Beantworte anhand des folgenden Textes über Banken und Kryptowährungen diese Fragen:
1. Wann begann Union Investment, Bitcoin in einen Mischfonds aufzunehmen?
2. Wo ist im März 2022 der EU-weite Vorstoß gescheitert, Kryptowährungen in Europa zu verbieten?
3. Wie viel Prozent der privaten Anleger halten Kryptowährungen laut dem DSGV-Vermögensbarometer für geeignet für den Vermögensaufbau?

▶ _SEITE_:
........

Banken vorsichtig beim Umgang mit Bitcoin & Co.

Anfang 2021 hat zum Beispiel die Union Investment (UI) damit begonnen, Bitcoin in einen Mischfonds aufzunehmen. Aus Diversifizierungsgründen, wie Michael Herzum, Leiter der Abteilung Macro & Strategy des Bereichs Research & Investment Strategy bei UI, im Herbst 2021 gegenüber der Zeitschrift "Capital" betonte. Im Ergebnis könne der Kauf dieser Digitalwährung "stabilisierend auf das Gesamtpaket wirken". Allderdings gelte das nur bei einem "begrenzten Volumen". 

Die Landesbank Baden-Württemberg wertet Krypto-Assets in einem aktuellen Kommentar hingegen nicht als Diversifikationsinstrument, da auch ein Totalverlust möglich ist. Die hochvolatilen Anlagen seien kein "sicherer Hafen" und böten auch keinen Schutz vor Inflation. Sie sollten daher allenfalls als "geringfügige Beimischung" in einem Portfolio dienen. Zudem mahnen die LBBW-Experten unter anderem wegen möglicher Cyber-Gefahren sowie operativen und regulatorischen Risiken zur Vorsicht. So ist beispielsweise im März 2022 ein EU-weiter Vorstoß, Kryptowährungen in Europa aufgrund des großen Energieverbrauchs zur Schaffung eines einheitlichen Datenbestands zu verbieten, im europäischen Parlament gescheitert. 

Bei der Sparkassen-Finanzgruppe wird nach Angaben des Deutschen Sparkassen- und Giroverbands (DSGV) derzeit ausgelotet, ob und wie die Bankengruppe künftig den Handel mit Digitalwährungen ermöglicht. Rund sieben Prozent der privaten Anleger halten dem im November 2021 veröffentlichten DSGV-Vermögensbarometer zufolge Kryptowährungen als geeignet für den Vermögensaufbau. Dennoch mahnt der Verband zur Vorsicht, da Digitalgeld "hoch spekulativ" sei und keinen "inneren Wert" besitze. Eine Beratung von Kunden zu Bitcoin oder Ethereum ist derzeit nicht angedacht, sagte DSGV-Präsident Helmut Schleweis im Rahmen der Bilanzpressekonferenz des Verbands Mitte März in Berlin.

........

▶ _DATENSÄTZE_:
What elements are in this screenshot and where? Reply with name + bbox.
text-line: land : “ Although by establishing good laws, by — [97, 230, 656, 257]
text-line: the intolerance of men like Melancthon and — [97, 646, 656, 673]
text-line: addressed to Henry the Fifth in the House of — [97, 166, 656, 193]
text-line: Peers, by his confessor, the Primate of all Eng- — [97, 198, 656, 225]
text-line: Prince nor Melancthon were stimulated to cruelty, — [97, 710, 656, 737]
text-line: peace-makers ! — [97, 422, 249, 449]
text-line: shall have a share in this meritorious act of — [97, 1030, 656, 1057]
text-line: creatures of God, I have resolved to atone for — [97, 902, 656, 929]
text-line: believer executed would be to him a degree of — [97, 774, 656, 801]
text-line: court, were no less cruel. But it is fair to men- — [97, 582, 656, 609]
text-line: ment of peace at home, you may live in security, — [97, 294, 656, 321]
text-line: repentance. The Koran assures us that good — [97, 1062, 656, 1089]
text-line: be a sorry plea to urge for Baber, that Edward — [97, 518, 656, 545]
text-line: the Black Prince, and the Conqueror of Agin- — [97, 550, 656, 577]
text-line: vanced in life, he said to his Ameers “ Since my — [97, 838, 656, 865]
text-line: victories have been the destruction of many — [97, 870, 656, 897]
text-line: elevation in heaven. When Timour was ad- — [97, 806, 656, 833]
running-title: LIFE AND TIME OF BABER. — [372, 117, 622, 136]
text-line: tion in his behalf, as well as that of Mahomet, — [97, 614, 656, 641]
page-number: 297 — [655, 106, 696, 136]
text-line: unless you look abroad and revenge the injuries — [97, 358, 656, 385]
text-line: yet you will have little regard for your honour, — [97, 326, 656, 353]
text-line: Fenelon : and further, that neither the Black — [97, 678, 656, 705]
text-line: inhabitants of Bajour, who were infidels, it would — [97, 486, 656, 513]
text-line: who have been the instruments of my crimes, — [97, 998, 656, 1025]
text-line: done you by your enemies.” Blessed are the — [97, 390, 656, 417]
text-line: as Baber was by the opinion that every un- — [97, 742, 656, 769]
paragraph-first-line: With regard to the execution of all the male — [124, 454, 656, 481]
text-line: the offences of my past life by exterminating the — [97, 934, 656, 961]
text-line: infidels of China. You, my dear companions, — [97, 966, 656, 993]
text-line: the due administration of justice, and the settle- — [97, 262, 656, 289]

........

▶ _MUSTERLÖSUNG_:
1. Anfang 2021.
2. Im europäischen Parlament.
3. Rund sieben Prozent.